### GOAL
Exclude any images and output the remaining records exactly.
========
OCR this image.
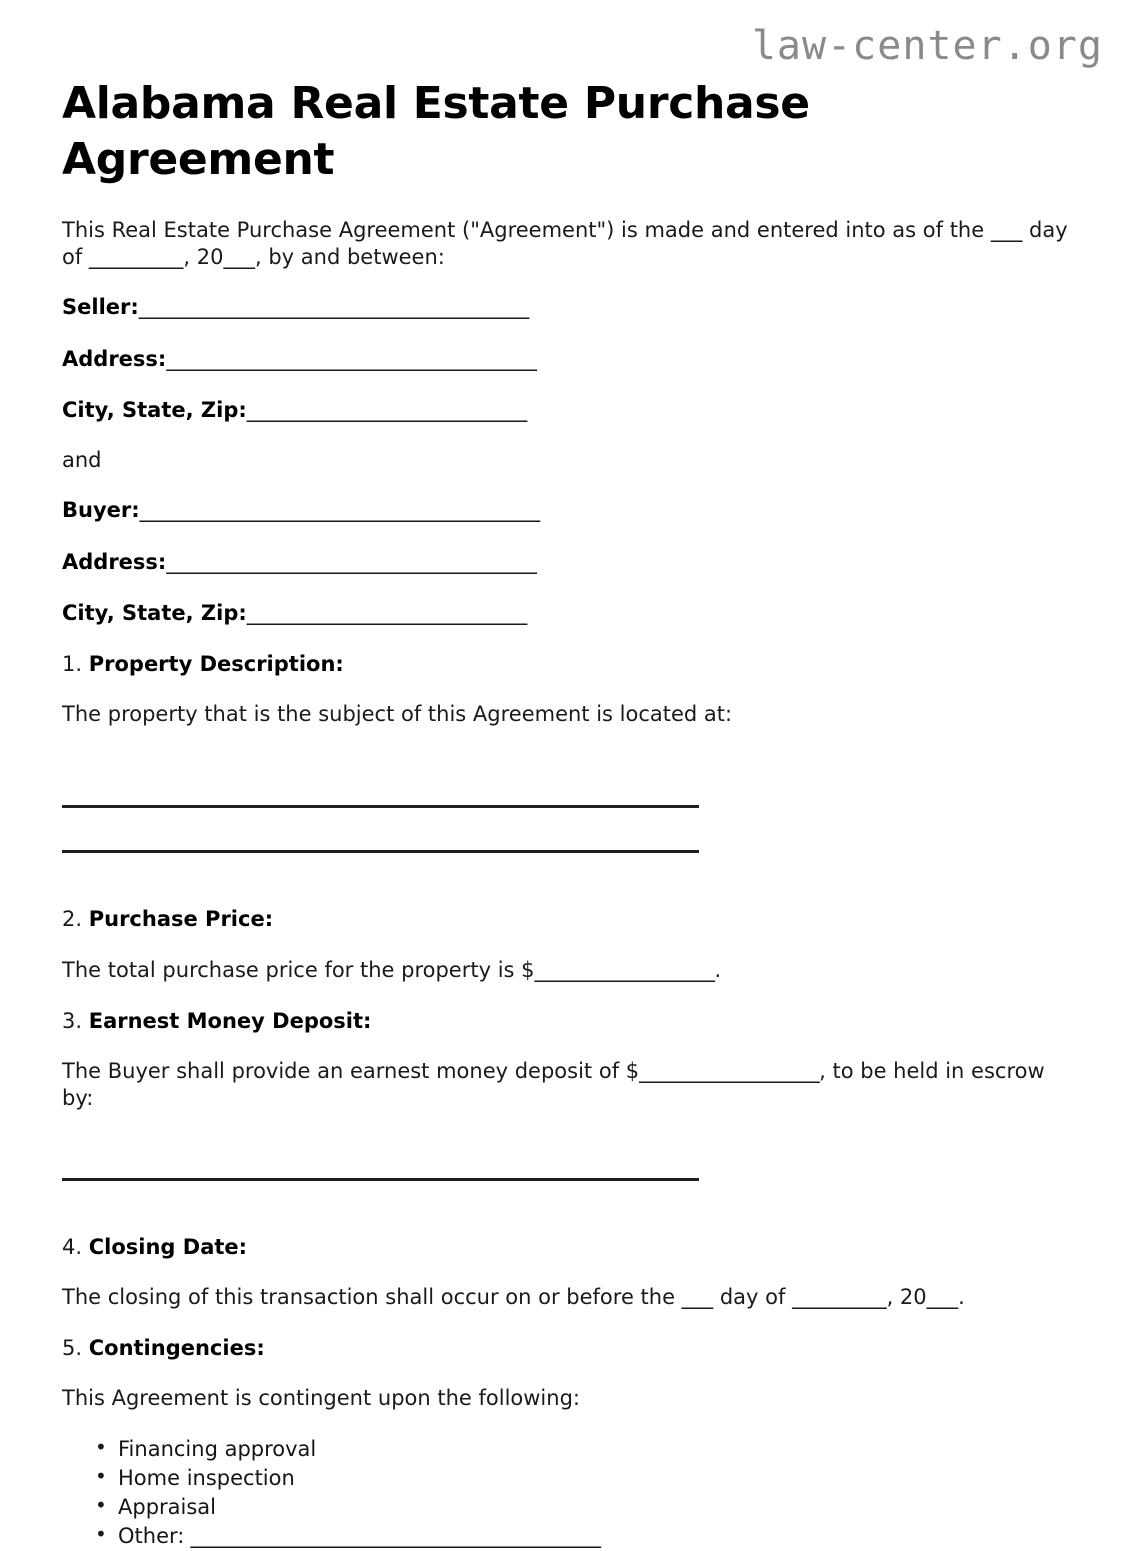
law-center.org
Alabama Real Estate Purchase Agreement

This Real Estate Purchase Agreement ("Agreement") is made and entered into as of the ___ day of _________, 20___, by and between:

Seller:_______________________________________
Address:_____________________________________
City, State, Zip:____________________________
and
Buyer:________________________________________
Address:_____________________________________
City, State, Zip:____________________________
1. Property Description:

The property that is the subject of this Agreement is located at:

2. Purchase Price:

The total purchase price for the property is $__________________.

3. Earnest Money Deposit:

The Buyer shall provide an earnest money deposit of $__________________, to be held in escrow by:

4. Closing Date:

The closing of this transaction shall occur on or before the ___ day of _________, 20___.

5. Contingencies:

This Agreement is contingent upon the following:

• Financing approval
• Home inspection
• Appraisal
• Other: _________________________________________
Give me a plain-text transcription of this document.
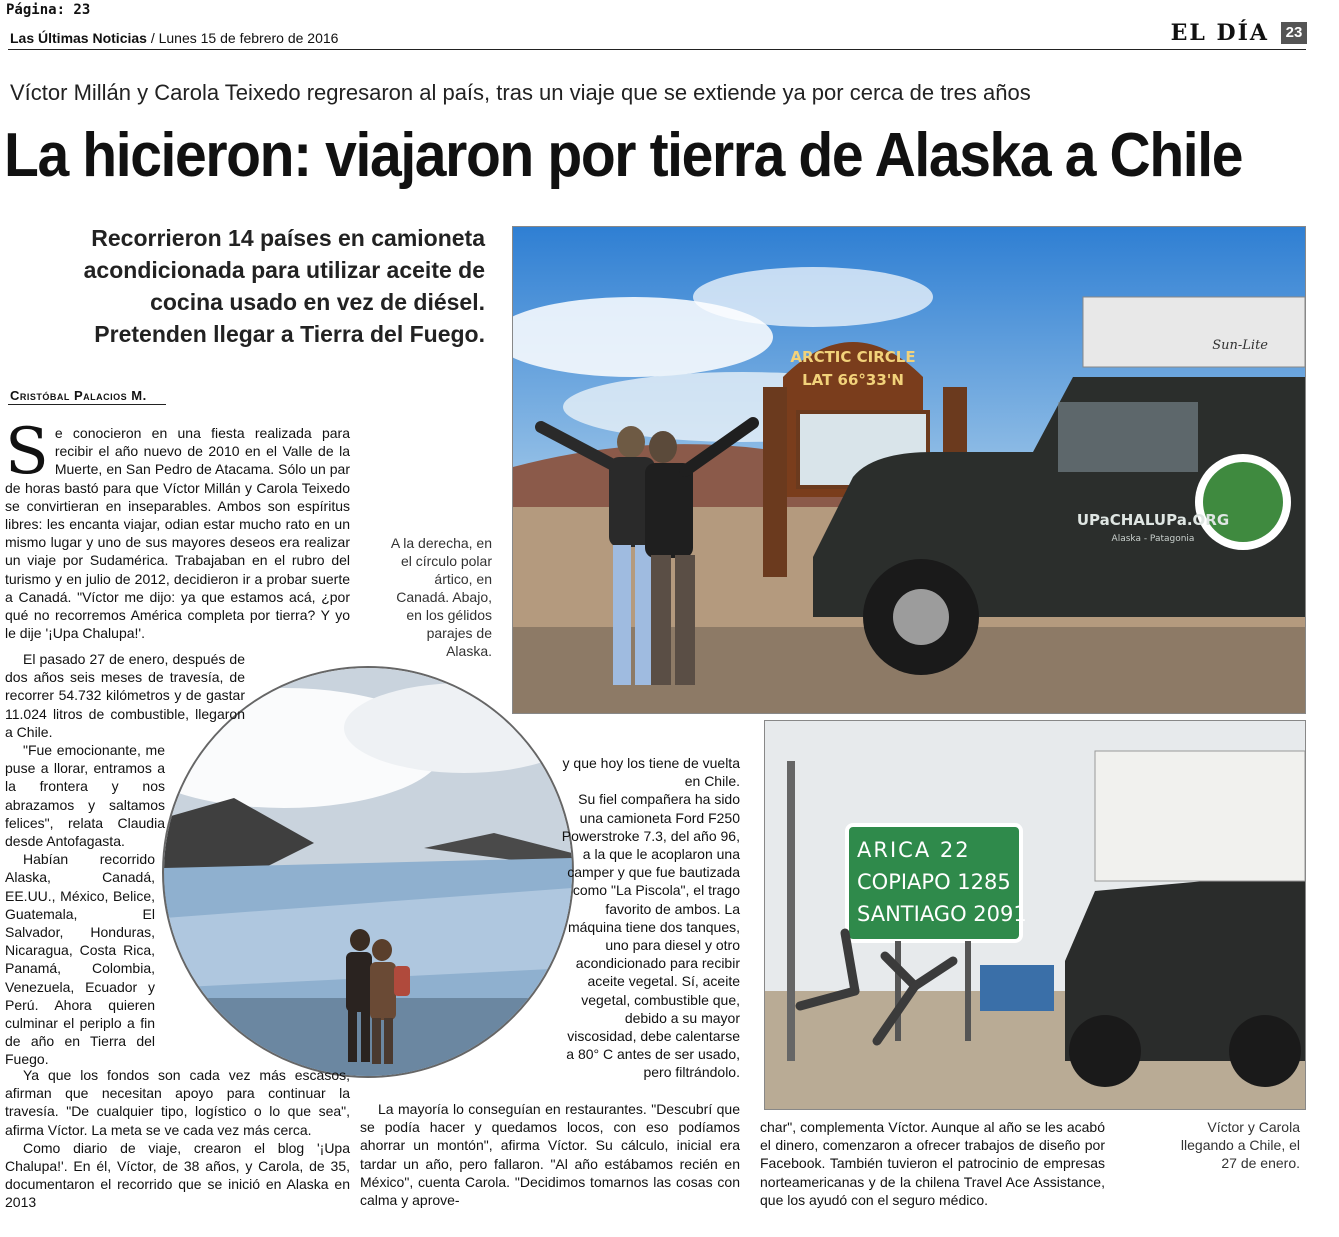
Página: 23
Las Últimas Noticias / Lunes 15 de febrero de 2016	EL DÍA	23
Víctor Millán y Carola Teixedo regresaron al país, tras un viaje que se extiende ya por cerca de tres años
La hicieron: viajaron por tierra de Alaska a Chile
Recorrieron 14 países en camioneta acondicionada para utilizar aceite de cocina usado en vez de diésel. Pretenden llegar a Tierra del Fuego.
Cristóbal Palacios M.
ARCTIC CIRCLE
LAT 66°33'N
Sun-Lite
UPaCHALUPa.ORG
Alaska - Patagonia
A la derecha, en el círculo polar ártico, en Canadá. Abajo, en los gélidos parajes de Alaska.
ARICA 22
COPIAPO 1285
SANTIAGO 2091
Víctor y Carola llegando a Chile, el 27 de enero.
S e conocieron en una fiesta realizada para recibir el año nuevo de 2010 en el Valle de la Muerte, en San Pedro de Atacama. Sólo un par de horas bastó para que Víctor Millán y Carola Teixedo se convirtieran en inseparables. Ambos son espíritus libres: les encanta viajar, odian estar mucho rato en un mismo lugar y uno de sus mayores deseos era realizar un viaje por Sudamérica. Trabajaban en el rubro del turismo y en julio de 2012, decidieron ir a probar suerte a Canadá. "Víctor me dijo: ya que estamos acá, ¿por qué no recorremos América completa por tierra? Y yo le dije '¡Upa Chalupa!'.

El pasado 27 de enero, después de dos años seis meses de travesía, de recorrer 54.732 kilómetros y de gastar 11.024 litros de combustible, llegaron a Chile.

"Fue emocionante, me puse a llorar, entramos a la frontera y nos abrazamos y saltamos felices", relata Claudia desde Antofagasta.

Habían recorrido Alaska, Canadá, EE.UU., México, Belice, Guatemala, El Salvador, Honduras, Nicaragua, Costa Rica, Panamá, Colombia, Venezuela, Ecuador y Perú. Ahora quieren culminar el periplo a fin de año en Tierra del Fuego.

Ya que los fondos son cada vez más escasos, afirman que necesitan apoyo para continuar la travesía. "De cualquier tipo, logístico o lo que sea", afirma Víctor. La meta se ve cada vez más cerca.

Como diario de viaje, crearon el blog '¡Upa Chalupa!'. En él, Víctor, de 38 años, y Carola, de 35, documentaron el recorrido que se inició en Alaska en 2013

y que hoy los tiene de vuelta en Chile.

Su fiel compañera ha sido una camioneta Ford F250 Powerstroke 7.3, del año 96, a la que le acoplaron una camper y que fue bautizada como "La Piscola", el trago favorito de ambos. La máquina tiene dos tanques, uno para diesel y otro acondicionado para recibir aceite vegetal. Sí, aceite vegetal, combustible que, debido a su mayor viscosidad, debe calentarse a 80° C antes de ser usado, pero filtrándolo.

La mayoría lo conseguían en restaurantes. "Descubrí que se podía hacer y quedamos locos, con eso podíamos ahorrar un montón", afirma Víctor. Su cálculo, inicial era tardar un año, pero fallaron. "Al año estábamos recién en México", cuenta Carola. "Decidimos tomarnos las cosas con calma y aprove-

char", complementa Víctor. Aunque al año se les acabó el dinero, comenzaron a ofrecer trabajos de diseño por Facebook. También tuvieron el patrocinio de empresas norteamericanas y de la chilena Travel Ace Assistance, que los ayudó con el seguro médico.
========
### FINISHED ANSWER
OCR this image.
law-center.org
Alabama Real Estate Purchase Agreement

This Real Estate Purchase Agreement ("Agreement") is made and entered into as of the ___ day of _________, 20___, by and between:

Seller:_______________________________________
Address:_____________________________________
City, State, Zip:____________________________
and
Buyer:________________________________________
Address:_____________________________________
City, State, Zip:____________________________
1. Property Description:

The property that is the subject of this Agreement is located at:

2. Purchase Price:

The total purchase price for the property is $__________________.

3. Earnest Money Deposit:

The Buyer shall provide an earnest money deposit of $__________________, to be held in escrow by:

4. Closing Date:

The closing of this transaction shall occur on or before the ___ day of _________, 20___.

5. Contingencies:

This Agreement is contingent upon the following:

• Financing approval
• Home inspection
• Appraisal
• Other: _________________________________________
Give me a plain-text transcription of this document.
Página: 23
Las Últimas Noticias / Lunes 15 de febrero de 2016	EL DÍA	23
Víctor Millán y Carola Teixedo regresaron al país, tras un viaje que se extiende ya por cerca de tres años
La hicieron: viajaron por tierra de Alaska a Chile
Recorrieron 14 países en camioneta acondicionada para utilizar aceite de cocina usado en vez de diésel. Pretenden llegar a Tierra del Fuego.
Cristóbal Palacios M.
ARCTIC CIRCLE
LAT 66°33'N
Sun-Lite
UPaCHALUPa.ORG
Alaska - Patagonia
A la derecha, en el círculo polar ártico, en Canadá. Abajo, en los gélidos parajes de Alaska.
ARICA 22
COPIAPO 1285
SANTIAGO 2091
Víctor y Carola llegando a Chile, el 27 de enero.
S e conocieron en una fiesta realizada para recibir el año nuevo de 2010 en el Valle de la Muerte, en San Pedro de Atacama. Sólo un par de horas bastó para que Víctor Millán y Carola Teixedo se convirtieran en inseparables. Ambos son espíritus libres: les encanta viajar, odian estar mucho rato en un mismo lugar y uno de sus mayores deseos era realizar un viaje por Sudamérica. Trabajaban en el rubro del turismo y en julio de 2012, decidieron ir a probar suerte a Canadá. "Víctor me dijo: ya que estamos acá, ¿por qué no recorremos América completa por tierra? Y yo le dije '¡Upa Chalupa!'.

El pasado 27 de enero, después de dos años seis meses de travesía, de recorrer 54.732 kilómetros y de gastar 11.024 litros de combustible, llegaron a Chile.

"Fue emocionante, me puse a llorar, entramos a la frontera y nos abrazamos y saltamos felices", relata Claudia desde Antofagasta.

Habían recorrido Alaska, Canadá, EE.UU., México, Belice, Guatemala, El Salvador, Honduras, Nicaragua, Costa Rica, Panamá, Colombia, Venezuela, Ecuador y Perú. Ahora quieren culminar el periplo a fin de año en Tierra del Fuego.

Ya que los fondos son cada vez más escasos, afirman que necesitan apoyo para continuar la travesía. "De cualquier tipo, logístico o lo que sea", afirma Víctor. La meta se ve cada vez más cerca.

Como diario de viaje, crearon el blog '¡Upa Chalupa!'. En él, Víctor, de 38 años, y Carola, de 35, documentaron el recorrido que se inició en Alaska en 2013

y que hoy los tiene de vuelta en Chile.

Su fiel compañera ha sido una camioneta Ford F250 Powerstroke 7.3, del año 96, a la que le acoplaron una camper y que fue bautizada como "La Piscola", el trago favorito de ambos. La máquina tiene dos tanques, uno para diesel y otro acondicionado para recibir aceite vegetal. Sí, aceite vegetal, combustible que, debido a su mayor viscosidad, debe calentarse a 80° C antes de ser usado, pero filtrándolo.

La mayoría lo conseguían en restaurantes. "Descubrí que se podía hacer y quedamos locos, con eso podíamos ahorrar un montón", afirma Víctor. Su cálculo, inicial era tardar un año, pero fallaron. "Al año estábamos recién en México", cuenta Carola. "Decidimos tomarnos las cosas con calma y aprove-

char", complementa Víctor. Aunque al año se les acabó el dinero, comenzaron a ofrecer trabajos de diseño por Facebook. También tuvieron el patrocinio de empresas norteamericanas y de la chilena Travel Ace Assistance, que los ayudó con el seguro médico.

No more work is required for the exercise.